SET TASK >>
Locate each line in the records containing "data". Copy it.

INPUT RECORDS >>

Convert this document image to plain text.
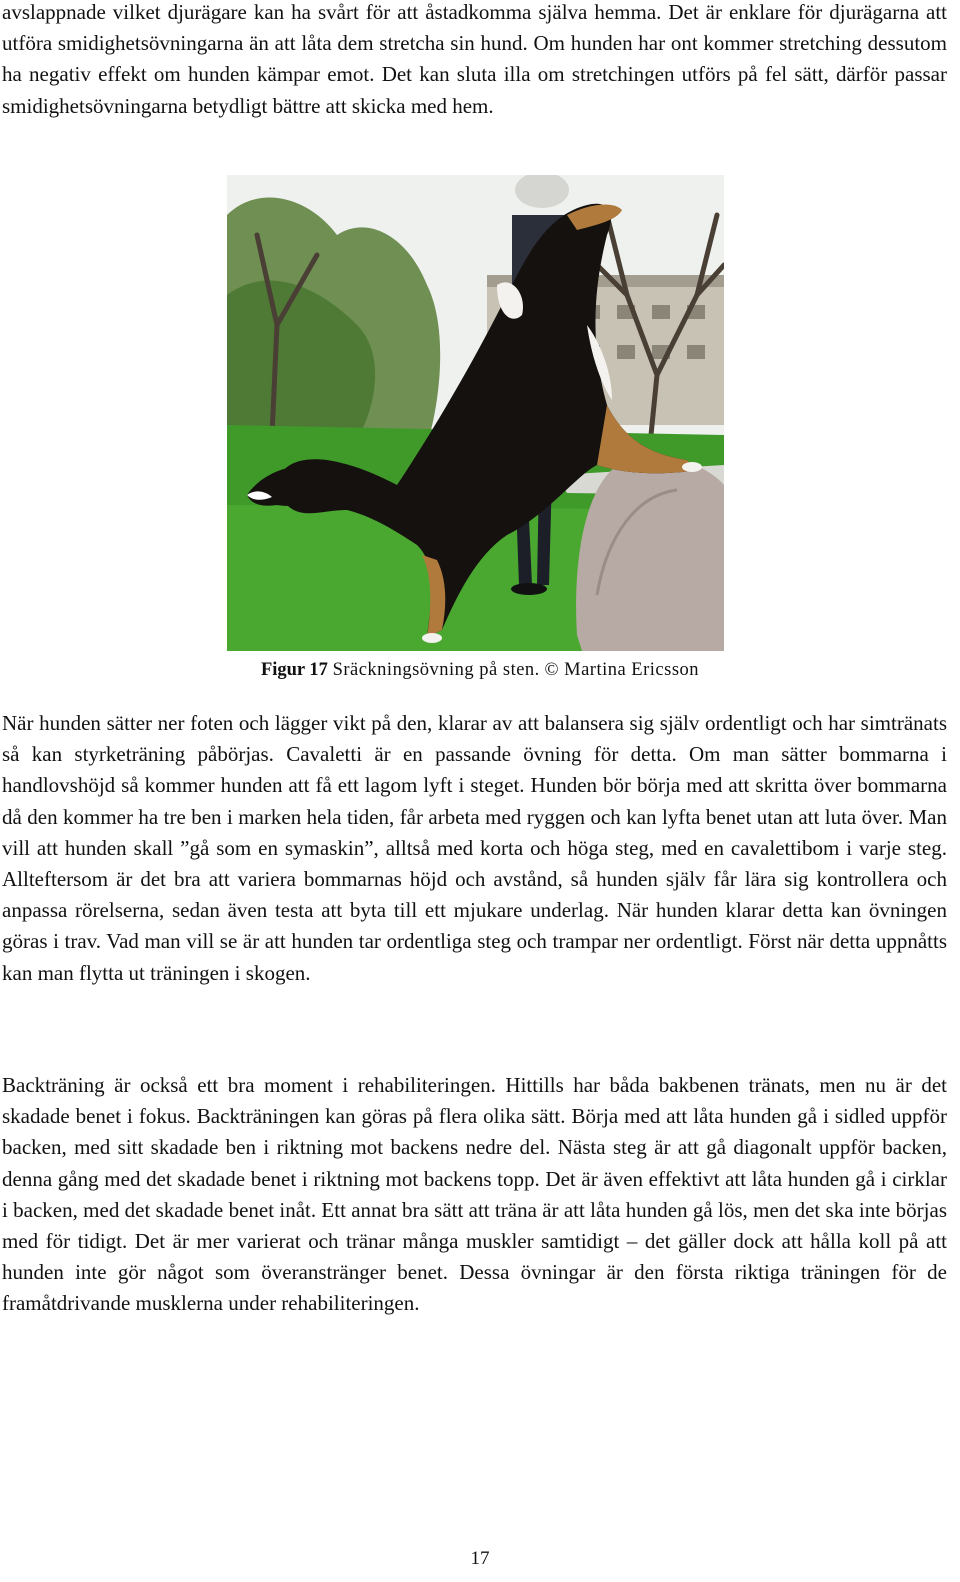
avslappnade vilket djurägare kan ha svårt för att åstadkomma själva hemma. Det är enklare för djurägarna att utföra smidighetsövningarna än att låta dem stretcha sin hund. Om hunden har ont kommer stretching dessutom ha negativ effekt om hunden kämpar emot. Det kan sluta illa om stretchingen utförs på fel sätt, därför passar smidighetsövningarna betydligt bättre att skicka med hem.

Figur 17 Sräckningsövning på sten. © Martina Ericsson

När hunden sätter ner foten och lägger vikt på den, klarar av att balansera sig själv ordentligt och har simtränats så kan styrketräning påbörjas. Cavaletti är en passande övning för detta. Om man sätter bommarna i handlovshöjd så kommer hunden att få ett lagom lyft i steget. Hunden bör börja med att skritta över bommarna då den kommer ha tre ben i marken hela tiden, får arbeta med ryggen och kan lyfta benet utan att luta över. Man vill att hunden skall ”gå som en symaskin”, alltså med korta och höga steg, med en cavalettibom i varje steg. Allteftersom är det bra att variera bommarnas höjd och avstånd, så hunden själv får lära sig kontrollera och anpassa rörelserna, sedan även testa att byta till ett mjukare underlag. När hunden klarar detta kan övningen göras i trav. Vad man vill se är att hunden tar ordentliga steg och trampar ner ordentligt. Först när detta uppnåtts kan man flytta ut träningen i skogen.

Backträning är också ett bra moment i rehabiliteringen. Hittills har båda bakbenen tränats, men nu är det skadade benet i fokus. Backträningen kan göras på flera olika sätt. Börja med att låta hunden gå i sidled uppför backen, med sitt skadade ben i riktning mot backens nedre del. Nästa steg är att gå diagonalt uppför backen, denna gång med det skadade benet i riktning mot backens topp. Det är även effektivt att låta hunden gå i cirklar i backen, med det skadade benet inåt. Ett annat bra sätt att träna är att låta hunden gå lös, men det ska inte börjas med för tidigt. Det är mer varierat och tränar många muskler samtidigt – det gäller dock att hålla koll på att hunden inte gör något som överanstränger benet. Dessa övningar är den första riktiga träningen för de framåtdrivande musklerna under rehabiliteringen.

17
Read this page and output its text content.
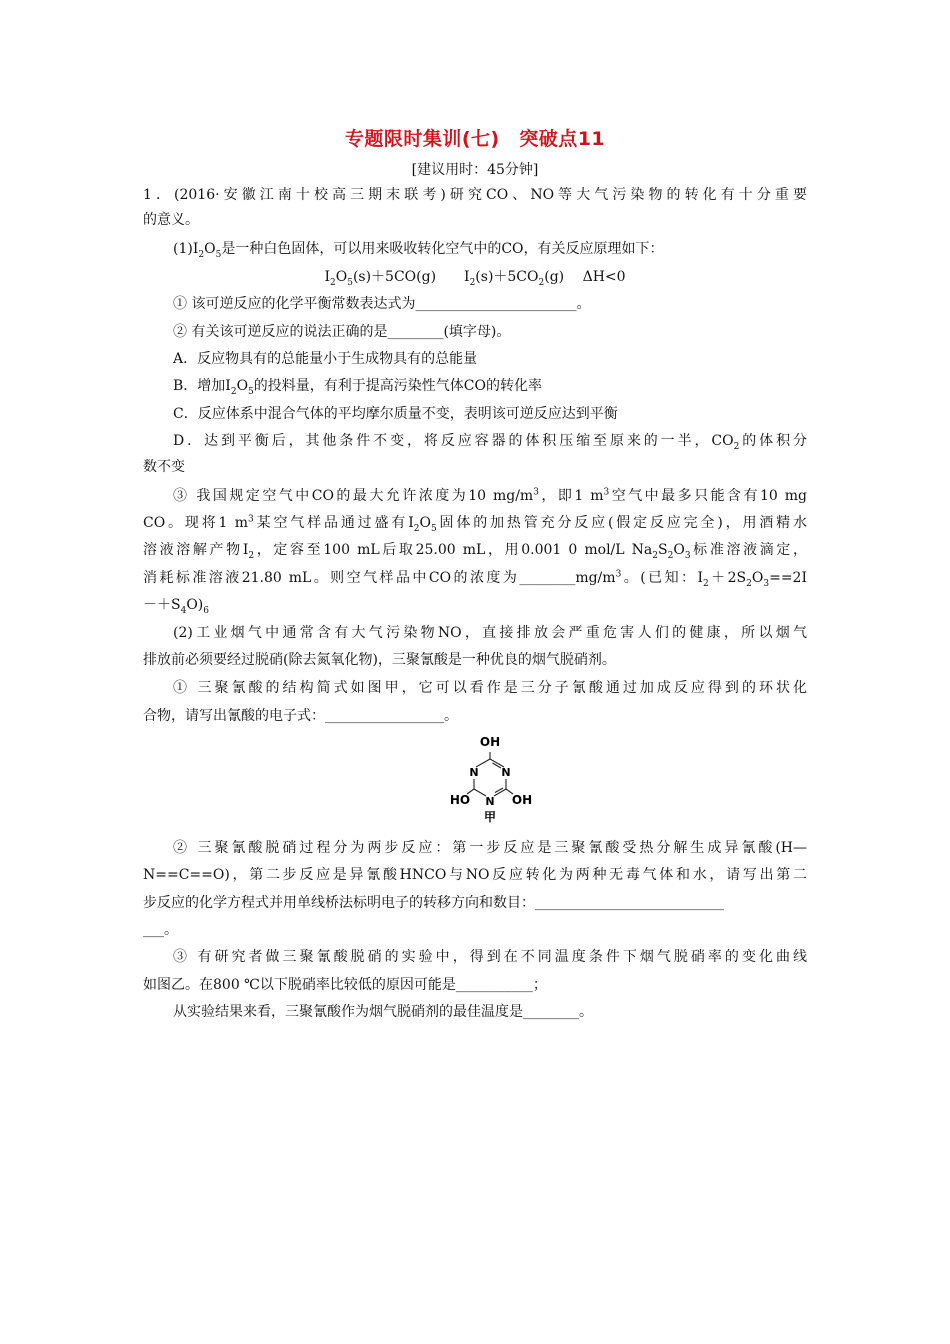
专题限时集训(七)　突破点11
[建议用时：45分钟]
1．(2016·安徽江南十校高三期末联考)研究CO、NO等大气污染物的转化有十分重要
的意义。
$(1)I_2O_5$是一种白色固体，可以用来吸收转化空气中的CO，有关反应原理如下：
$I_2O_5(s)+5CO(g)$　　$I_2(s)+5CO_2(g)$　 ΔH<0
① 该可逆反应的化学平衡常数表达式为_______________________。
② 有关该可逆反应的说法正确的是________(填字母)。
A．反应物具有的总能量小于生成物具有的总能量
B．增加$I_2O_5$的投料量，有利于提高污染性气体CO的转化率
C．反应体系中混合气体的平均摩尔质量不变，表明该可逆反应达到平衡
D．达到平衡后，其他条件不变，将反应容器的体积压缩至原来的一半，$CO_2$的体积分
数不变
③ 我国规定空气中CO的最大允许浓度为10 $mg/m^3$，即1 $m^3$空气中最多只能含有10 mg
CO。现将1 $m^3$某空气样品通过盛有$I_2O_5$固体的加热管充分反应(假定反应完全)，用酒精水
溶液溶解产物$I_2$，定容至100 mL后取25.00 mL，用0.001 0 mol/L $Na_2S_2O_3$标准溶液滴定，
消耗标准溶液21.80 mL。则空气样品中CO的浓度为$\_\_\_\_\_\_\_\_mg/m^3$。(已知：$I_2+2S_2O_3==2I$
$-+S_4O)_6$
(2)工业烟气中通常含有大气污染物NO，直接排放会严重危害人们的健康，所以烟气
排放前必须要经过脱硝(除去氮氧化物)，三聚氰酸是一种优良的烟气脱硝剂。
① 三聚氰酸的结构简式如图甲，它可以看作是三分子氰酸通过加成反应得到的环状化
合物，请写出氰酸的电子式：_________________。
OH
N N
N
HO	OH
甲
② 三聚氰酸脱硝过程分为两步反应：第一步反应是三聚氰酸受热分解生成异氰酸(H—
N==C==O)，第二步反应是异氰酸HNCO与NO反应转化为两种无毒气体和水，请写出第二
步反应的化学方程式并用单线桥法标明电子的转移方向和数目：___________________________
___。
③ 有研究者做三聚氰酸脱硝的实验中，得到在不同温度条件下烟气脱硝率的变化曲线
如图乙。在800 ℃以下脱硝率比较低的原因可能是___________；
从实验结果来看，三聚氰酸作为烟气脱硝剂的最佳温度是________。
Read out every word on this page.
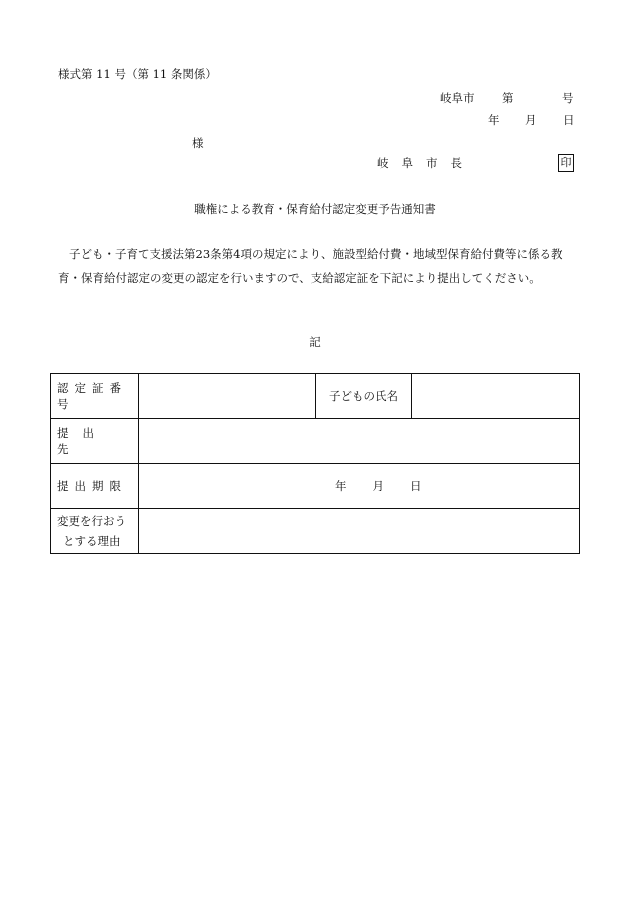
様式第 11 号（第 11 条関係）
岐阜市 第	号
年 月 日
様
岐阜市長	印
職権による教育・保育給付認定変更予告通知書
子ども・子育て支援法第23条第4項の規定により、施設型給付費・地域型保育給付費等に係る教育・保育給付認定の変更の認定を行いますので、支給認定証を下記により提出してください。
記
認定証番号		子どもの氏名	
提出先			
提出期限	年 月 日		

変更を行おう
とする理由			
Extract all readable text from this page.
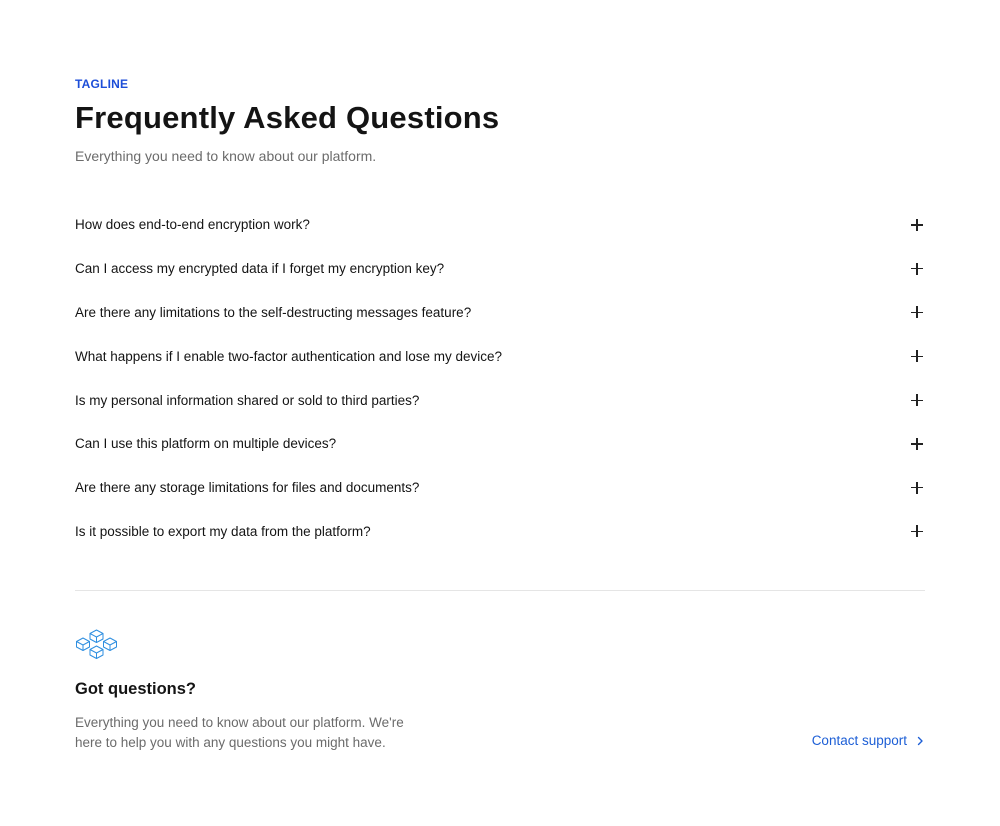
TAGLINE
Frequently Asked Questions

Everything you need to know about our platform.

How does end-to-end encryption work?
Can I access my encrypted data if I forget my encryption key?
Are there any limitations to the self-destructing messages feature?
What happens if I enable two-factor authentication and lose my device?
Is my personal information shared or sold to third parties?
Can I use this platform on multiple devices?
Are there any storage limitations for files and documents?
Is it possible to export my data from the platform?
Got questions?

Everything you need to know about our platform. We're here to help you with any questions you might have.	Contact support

RESULT OF THE EXERCISE >>
Can I access my encrypted data if I forget my encryption key?
Is it possible to export my data from the platform?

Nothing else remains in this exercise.